— BEGIN THE INPUT —

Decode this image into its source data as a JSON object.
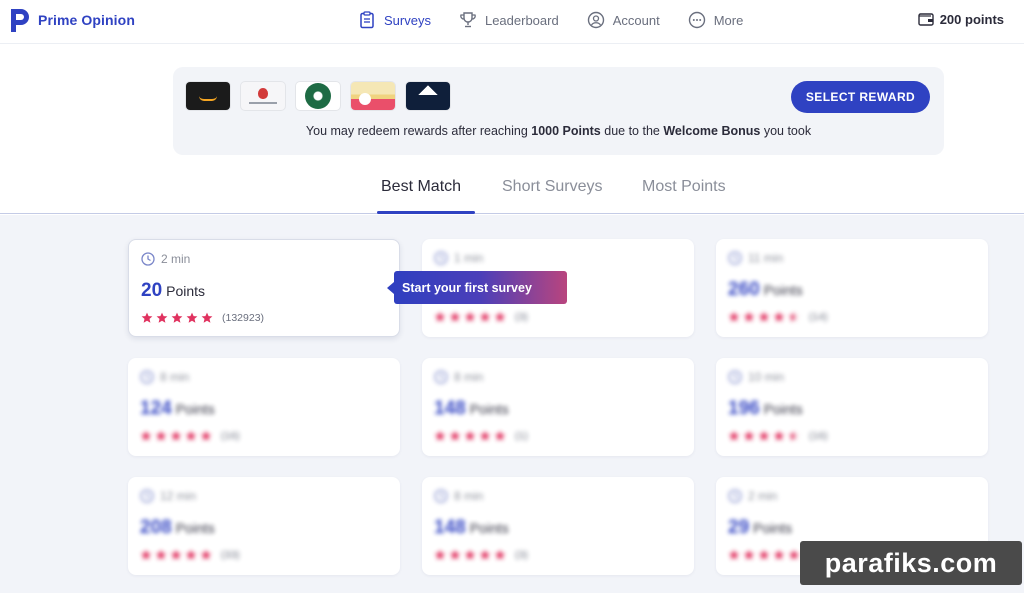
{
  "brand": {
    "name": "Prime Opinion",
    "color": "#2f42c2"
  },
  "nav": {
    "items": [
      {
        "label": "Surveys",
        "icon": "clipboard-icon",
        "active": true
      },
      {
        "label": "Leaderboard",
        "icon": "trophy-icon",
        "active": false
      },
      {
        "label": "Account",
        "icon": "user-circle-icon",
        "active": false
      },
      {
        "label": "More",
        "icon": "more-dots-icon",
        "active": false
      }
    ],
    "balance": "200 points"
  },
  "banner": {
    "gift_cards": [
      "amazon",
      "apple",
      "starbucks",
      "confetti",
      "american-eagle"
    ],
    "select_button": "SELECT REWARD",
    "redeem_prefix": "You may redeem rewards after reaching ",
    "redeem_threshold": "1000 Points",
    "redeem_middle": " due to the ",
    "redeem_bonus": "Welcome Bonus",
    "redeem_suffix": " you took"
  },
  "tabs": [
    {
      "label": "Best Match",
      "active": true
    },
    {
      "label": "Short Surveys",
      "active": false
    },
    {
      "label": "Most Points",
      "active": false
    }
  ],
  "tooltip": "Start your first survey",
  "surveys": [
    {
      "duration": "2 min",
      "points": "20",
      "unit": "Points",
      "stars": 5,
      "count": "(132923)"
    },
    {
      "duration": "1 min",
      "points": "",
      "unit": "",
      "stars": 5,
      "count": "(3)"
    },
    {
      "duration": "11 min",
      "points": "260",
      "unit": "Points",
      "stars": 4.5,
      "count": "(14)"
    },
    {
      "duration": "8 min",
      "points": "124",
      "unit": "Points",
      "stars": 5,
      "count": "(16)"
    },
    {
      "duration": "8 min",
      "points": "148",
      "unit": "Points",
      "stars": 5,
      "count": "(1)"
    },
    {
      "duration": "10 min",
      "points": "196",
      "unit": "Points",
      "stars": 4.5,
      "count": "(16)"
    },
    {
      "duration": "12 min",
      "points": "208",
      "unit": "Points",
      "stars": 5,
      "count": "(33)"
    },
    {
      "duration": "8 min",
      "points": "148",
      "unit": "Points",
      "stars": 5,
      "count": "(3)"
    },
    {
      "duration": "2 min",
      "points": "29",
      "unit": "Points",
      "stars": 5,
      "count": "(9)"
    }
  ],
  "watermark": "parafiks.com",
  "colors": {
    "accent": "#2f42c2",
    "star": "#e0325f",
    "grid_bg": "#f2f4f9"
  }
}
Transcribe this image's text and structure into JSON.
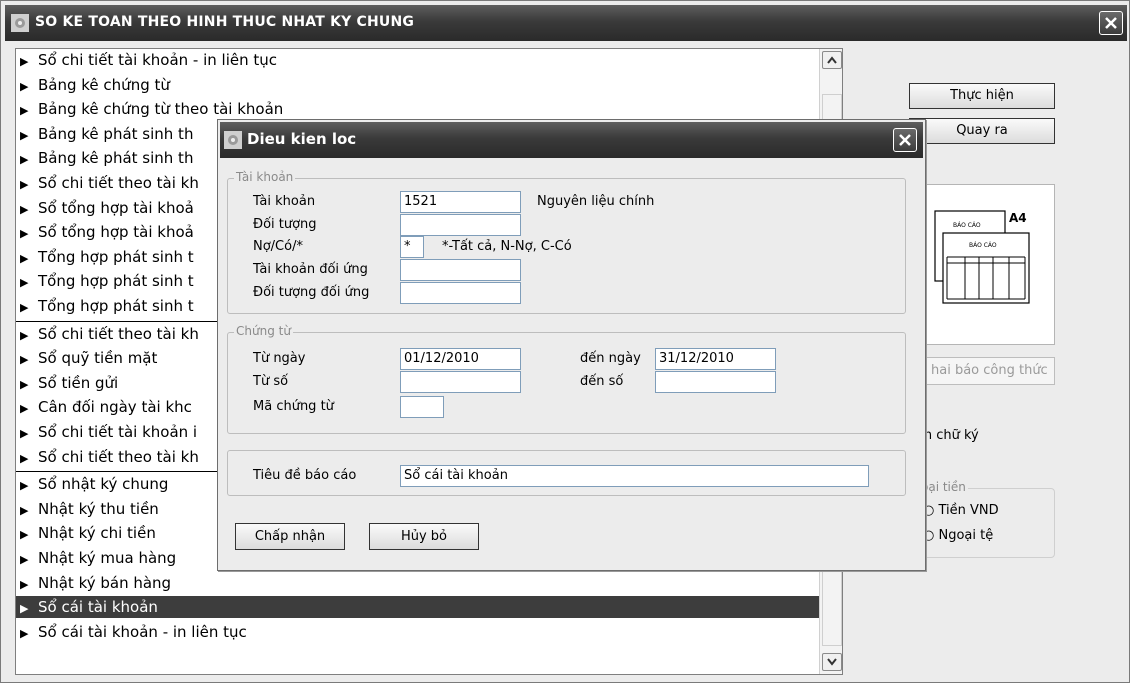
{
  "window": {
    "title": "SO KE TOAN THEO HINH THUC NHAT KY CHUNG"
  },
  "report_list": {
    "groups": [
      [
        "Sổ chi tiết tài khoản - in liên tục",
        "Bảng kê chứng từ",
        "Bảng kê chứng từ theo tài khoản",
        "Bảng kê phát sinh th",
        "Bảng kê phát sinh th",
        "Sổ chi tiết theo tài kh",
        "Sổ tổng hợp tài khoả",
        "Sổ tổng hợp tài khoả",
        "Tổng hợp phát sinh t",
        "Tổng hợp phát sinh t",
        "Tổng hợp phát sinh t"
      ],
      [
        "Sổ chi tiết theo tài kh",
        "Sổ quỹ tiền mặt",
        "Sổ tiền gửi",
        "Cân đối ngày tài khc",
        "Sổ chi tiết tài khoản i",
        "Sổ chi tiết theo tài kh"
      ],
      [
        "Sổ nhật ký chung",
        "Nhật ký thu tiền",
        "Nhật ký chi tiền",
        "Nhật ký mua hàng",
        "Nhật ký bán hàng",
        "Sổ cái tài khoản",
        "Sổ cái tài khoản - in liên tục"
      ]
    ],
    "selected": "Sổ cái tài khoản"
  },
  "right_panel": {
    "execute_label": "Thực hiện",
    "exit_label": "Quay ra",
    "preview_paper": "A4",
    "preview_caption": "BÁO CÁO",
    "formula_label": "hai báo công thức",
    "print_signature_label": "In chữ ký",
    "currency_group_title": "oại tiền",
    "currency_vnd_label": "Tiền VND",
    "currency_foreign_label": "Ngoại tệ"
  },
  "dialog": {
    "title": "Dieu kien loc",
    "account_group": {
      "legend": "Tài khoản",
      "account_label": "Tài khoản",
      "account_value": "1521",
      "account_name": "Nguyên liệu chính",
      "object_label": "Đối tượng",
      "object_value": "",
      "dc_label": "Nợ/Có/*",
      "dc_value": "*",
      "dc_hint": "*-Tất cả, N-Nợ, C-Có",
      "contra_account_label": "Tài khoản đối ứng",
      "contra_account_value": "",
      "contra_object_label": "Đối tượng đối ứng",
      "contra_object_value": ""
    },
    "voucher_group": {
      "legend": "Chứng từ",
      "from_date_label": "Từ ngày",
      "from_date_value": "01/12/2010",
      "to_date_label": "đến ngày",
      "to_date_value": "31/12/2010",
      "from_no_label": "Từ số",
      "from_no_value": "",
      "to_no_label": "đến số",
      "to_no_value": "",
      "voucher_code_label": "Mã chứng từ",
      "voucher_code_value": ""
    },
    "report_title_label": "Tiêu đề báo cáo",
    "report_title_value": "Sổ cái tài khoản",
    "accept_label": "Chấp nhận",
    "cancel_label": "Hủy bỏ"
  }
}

— END THE INPUT —

INSTRUCTIONS TO FOLLOW =>
Copy the entries above faithfully and omit every image.

WRITTEN SOLUTION =>
Decode this image into its source data as a JSON object.
{
  "brand": {
    "name": "Prime Opinion",
    "color": "#2f42c2"
  },
  "nav": {
    "items": [
      {
        "label": "Surveys",
        "icon": "clipboard-icon",
        "active": true
      },
      {
        "label": "Leaderboard",
        "icon": "trophy-icon",
        "active": false
      },
      {
        "label": "Account",
        "icon": "user-circle-icon",
        "active": false
      },
      {
        "label": "More",
        "icon": "more-dots-icon",
        "active": false
      }
    ],
    "balance": "200 points"
  },
  "banner": {
    "gift_cards": [
      "amazon",
      "apple",
      "starbucks",
      "confetti",
      "american-eagle"
    ],
    "select_button": "SELECT REWARD",
    "redeem_prefix": "You may redeem rewards after reaching ",
    "redeem_threshold": "1000 Points",
    "redeem_middle": " due to the ",
    "redeem_bonus": "Welcome Bonus",
    "redeem_suffix": " you took"
  },
  "tabs": [
    {
      "label": "Best Match",
      "active": true
    },
    {
      "label": "Short Surveys",
      "active": false
    },
    {
      "label": "Most Points",
      "active": false
    }
  ],
  "tooltip": "Start your first survey",
  "surveys": [
    {
      "duration": "2 min",
      "points": "20",
      "unit": "Points",
      "stars": 5,
      "count": "(132923)"
    },
    {
      "duration": "1 min",
      "points": "",
      "unit": "",
      "stars": 5,
      "count": "(3)"
    },
    {
      "duration": "11 min",
      "points": "260",
      "unit": "Points",
      "stars": 4.5,
      "count": "(14)"
    },
    {
      "duration": "8 min",
      "points": "124",
      "unit": "Points",
      "stars": 5,
      "count": "(16)"
    },
    {
      "duration": "8 min",
      "points": "148",
      "unit": "Points",
      "stars": 5,
      "count": "(1)"
    },
    {
      "duration": "10 min",
      "points": "196",
      "unit": "Points",
      "stars": 4.5,
      "count": "(16)"
    },
    {
      "duration": "12 min",
      "points": "208",
      "unit": "Points",
      "stars": 5,
      "count": "(33)"
    },
    {
      "duration": "8 min",
      "points": "148",
      "unit": "Points",
      "stars": 5,
      "count": "(3)"
    },
    {
      "duration": "2 min",
      "points": "29",
      "unit": "Points",
      "stars": 5,
      "count": "(9)"
    }
  ],
  "watermark": "parafiks.com",
  "colors": {
    "accent": "#2f42c2",
    "star": "#e0325f",
    "grid_bg": "#f2f4f9"
  }
}
Transcribe this image's text and structure into JSON.
{
  "window": {
    "title": "SO KE TOAN THEO HINH THUC NHAT KY CHUNG"
  },
  "report_list": {
    "groups": [
      [
        "Sổ chi tiết tài khoản - in liên tục",
        "Bảng kê chứng từ",
        "Bảng kê chứng từ theo tài khoản",
        "Bảng kê phát sinh th",
        "Bảng kê phát sinh th",
        "Sổ chi tiết theo tài kh",
        "Sổ tổng hợp tài khoả",
        "Sổ tổng hợp tài khoả",
        "Tổng hợp phát sinh t",
        "Tổng hợp phát sinh t",
        "Tổng hợp phát sinh t"
      ],
      [
        "Sổ chi tiết theo tài kh",
        "Sổ quỹ tiền mặt",
        "Sổ tiền gửi",
        "Cân đối ngày tài khc",
        "Sổ chi tiết tài khoản i",
        "Sổ chi tiết theo tài kh"
      ],
      [
        "Sổ nhật ký chung",
        "Nhật ký thu tiền",
        "Nhật ký chi tiền",
        "Nhật ký mua hàng",
        "Nhật ký bán hàng",
        "Sổ cái tài khoản",
        "Sổ cái tài khoản - in liên tục"
      ]
    ],
    "selected": "Sổ cái tài khoản"
  },
  "right_panel": {
    "execute_label": "Thực hiện",
    "exit_label": "Quay ra",
    "preview_paper": "A4",
    "preview_caption": "BÁO CÁO",
    "formula_label": "hai báo công thức",
    "print_signature_label": "In chữ ký",
    "currency_group_title": "oại tiền",
    "currency_vnd_label": "Tiền VND",
    "currency_foreign_label": "Ngoại tệ"
  },
  "dialog": {
    "title": "Dieu kien loc",
    "account_group": {
      "legend": "Tài khoản",
      "account_label": "Tài khoản",
      "account_value": "1521",
      "account_name": "Nguyên liệu chính",
      "object_label": "Đối tượng",
      "object_value": "",
      "dc_label": "Nợ/Có/*",
      "dc_value": "*",
      "dc_hint": "*-Tất cả, N-Nợ, C-Có",
      "contra_account_label": "Tài khoản đối ứng",
      "contra_account_value": "",
      "contra_object_label": "Đối tượng đối ứng",
      "contra_object_value": ""
    },
    "voucher_group": {
      "legend": "Chứng từ",
      "from_date_label": "Từ ngày",
      "from_date_value": "01/12/2010",
      "to_date_label": "đến ngày",
      "to_date_value": "31/12/2010",
      "from_no_label": "Từ số",
      "from_no_value": "",
      "to_no_label": "đến số",
      "to_no_value": "",
      "voucher_code_label": "Mã chứng từ",
      "voucher_code_value": ""
    },
    "report_title_label": "Tiêu đề báo cáo",
    "report_title_value": "Sổ cái tài khoản",
    "accept_label": "Chấp nhận",
    "cancel_label": "Hủy bỏ"
  }
}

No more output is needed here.